Problem to solve = In the records that follow, show each line where the word "可控工作区域的温差在" is present.

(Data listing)
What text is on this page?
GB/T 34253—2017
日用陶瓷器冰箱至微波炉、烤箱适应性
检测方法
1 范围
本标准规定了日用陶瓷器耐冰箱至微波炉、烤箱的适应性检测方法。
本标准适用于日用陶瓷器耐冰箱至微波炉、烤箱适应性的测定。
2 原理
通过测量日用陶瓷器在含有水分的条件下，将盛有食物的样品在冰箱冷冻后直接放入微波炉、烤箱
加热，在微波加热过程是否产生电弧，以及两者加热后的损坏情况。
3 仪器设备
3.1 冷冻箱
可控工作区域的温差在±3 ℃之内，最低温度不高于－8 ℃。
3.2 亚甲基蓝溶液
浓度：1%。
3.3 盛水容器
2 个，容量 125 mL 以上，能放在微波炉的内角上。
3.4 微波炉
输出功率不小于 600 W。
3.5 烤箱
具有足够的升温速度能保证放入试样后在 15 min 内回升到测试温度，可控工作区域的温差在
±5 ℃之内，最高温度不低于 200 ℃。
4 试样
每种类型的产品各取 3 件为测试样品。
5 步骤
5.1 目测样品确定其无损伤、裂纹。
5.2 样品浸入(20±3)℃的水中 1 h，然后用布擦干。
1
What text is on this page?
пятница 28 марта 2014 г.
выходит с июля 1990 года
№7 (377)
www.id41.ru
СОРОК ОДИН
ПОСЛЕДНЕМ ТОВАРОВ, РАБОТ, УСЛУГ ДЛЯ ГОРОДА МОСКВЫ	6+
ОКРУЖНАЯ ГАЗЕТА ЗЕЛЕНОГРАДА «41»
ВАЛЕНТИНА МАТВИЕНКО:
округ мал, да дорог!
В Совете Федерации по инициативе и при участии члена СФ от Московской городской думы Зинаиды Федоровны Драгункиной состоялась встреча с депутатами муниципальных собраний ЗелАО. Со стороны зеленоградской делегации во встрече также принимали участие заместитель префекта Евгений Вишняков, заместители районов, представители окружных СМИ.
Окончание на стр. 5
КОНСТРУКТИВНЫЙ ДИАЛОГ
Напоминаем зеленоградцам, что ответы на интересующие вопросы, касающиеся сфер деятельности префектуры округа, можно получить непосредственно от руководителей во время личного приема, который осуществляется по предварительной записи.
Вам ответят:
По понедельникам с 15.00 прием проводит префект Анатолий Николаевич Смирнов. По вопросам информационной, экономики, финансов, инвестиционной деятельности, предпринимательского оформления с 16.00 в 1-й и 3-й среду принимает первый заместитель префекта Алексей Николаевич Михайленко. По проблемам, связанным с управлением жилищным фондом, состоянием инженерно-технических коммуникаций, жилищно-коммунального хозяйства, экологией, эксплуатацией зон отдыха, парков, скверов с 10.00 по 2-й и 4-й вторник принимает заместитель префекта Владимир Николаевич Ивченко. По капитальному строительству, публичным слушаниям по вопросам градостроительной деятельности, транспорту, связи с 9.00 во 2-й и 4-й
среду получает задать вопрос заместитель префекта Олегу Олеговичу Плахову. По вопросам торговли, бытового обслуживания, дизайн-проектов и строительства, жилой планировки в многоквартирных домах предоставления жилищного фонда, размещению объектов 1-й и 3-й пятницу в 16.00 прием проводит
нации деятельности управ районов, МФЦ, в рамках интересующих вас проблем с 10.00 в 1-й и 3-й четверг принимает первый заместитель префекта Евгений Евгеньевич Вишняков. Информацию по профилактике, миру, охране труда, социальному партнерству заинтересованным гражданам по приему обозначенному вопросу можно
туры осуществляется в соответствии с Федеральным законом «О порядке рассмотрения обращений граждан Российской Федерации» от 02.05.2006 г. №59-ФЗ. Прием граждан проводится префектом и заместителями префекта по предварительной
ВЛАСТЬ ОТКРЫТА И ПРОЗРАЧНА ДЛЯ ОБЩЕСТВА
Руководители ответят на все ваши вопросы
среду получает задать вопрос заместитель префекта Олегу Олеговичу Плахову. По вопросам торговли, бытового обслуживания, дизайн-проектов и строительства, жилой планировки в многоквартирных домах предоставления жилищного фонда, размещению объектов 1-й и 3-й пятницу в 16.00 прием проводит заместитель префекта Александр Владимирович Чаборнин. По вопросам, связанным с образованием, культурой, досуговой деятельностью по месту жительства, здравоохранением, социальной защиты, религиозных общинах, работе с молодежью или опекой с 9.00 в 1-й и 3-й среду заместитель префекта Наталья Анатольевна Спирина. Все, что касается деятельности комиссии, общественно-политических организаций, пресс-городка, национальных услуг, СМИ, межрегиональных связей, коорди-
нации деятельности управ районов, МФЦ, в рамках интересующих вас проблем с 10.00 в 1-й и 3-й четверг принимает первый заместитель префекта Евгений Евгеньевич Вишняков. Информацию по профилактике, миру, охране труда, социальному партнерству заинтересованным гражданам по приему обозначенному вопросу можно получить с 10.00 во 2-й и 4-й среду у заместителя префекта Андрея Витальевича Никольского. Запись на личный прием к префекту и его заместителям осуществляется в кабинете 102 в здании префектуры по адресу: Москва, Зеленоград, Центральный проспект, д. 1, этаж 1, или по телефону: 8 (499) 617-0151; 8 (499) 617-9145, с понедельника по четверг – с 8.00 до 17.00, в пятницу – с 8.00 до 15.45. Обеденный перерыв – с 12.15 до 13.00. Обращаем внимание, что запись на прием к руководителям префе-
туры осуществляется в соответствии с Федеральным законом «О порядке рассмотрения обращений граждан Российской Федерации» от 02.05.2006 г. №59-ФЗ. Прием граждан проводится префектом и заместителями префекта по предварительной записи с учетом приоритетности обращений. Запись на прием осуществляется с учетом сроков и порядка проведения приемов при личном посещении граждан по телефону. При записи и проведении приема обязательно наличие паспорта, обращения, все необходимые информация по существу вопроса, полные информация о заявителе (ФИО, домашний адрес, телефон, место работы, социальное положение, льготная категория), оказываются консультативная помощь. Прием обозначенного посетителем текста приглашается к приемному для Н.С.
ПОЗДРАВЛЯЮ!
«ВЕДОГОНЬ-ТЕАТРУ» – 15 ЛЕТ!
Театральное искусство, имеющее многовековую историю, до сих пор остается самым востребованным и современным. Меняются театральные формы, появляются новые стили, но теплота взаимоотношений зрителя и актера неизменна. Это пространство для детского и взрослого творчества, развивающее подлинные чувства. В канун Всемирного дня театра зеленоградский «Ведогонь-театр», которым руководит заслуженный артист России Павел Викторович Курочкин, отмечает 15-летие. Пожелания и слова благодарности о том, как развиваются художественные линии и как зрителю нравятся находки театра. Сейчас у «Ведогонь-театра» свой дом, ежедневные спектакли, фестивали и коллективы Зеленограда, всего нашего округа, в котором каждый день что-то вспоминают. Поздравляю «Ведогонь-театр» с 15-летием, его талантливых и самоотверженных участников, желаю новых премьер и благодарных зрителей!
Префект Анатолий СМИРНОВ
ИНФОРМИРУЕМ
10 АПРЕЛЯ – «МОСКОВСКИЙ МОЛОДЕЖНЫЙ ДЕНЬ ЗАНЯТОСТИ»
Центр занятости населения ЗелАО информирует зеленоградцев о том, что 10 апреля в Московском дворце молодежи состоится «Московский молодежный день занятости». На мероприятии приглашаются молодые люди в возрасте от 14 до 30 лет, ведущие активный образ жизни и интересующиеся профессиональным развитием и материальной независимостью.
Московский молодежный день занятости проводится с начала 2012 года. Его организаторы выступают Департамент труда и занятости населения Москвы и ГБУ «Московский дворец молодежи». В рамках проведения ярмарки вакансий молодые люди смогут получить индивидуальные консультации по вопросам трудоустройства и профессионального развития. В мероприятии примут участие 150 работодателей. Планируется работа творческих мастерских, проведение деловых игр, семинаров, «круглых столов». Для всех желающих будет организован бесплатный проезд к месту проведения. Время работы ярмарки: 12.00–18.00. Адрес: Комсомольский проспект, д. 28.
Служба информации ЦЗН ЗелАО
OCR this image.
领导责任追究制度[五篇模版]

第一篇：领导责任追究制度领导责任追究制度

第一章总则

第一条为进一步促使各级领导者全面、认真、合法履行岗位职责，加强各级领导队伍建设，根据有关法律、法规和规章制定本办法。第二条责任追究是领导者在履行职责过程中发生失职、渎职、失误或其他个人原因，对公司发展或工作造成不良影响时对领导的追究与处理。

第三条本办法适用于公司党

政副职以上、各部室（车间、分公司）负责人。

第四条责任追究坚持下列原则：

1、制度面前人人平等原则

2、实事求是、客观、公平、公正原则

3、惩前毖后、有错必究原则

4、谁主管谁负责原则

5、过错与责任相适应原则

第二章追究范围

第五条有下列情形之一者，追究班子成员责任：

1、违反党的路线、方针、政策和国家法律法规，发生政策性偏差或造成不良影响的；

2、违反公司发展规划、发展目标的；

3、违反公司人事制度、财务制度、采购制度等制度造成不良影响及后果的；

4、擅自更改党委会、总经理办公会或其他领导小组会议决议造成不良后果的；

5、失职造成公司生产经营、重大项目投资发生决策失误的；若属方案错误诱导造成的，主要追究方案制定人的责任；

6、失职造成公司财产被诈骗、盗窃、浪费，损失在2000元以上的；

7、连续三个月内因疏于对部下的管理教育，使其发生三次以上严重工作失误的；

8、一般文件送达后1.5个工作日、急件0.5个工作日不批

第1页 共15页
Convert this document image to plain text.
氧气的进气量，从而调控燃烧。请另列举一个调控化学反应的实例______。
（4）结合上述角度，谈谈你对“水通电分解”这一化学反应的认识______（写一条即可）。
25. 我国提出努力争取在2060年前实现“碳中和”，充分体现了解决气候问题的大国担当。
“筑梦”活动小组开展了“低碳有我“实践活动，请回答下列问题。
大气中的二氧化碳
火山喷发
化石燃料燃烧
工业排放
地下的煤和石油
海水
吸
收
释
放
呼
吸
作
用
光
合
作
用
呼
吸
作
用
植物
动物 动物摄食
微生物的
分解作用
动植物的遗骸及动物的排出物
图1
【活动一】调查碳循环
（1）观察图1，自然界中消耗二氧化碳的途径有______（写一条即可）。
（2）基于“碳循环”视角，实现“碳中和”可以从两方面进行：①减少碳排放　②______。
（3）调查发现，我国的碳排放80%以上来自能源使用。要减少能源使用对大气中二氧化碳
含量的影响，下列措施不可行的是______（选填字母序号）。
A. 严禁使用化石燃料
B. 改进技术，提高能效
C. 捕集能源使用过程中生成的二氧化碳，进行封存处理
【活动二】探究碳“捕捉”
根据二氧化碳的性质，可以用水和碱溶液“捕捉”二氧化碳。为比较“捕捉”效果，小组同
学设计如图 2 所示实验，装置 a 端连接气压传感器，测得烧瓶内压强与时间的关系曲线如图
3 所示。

Result of the task =
可控工作区域的温差在±3 ℃之内，最低温度不高于－8 ℃。
具有足够的升温速度能保证放入试样后在 15 min 内回升到测试温度，可控工作区域的温差在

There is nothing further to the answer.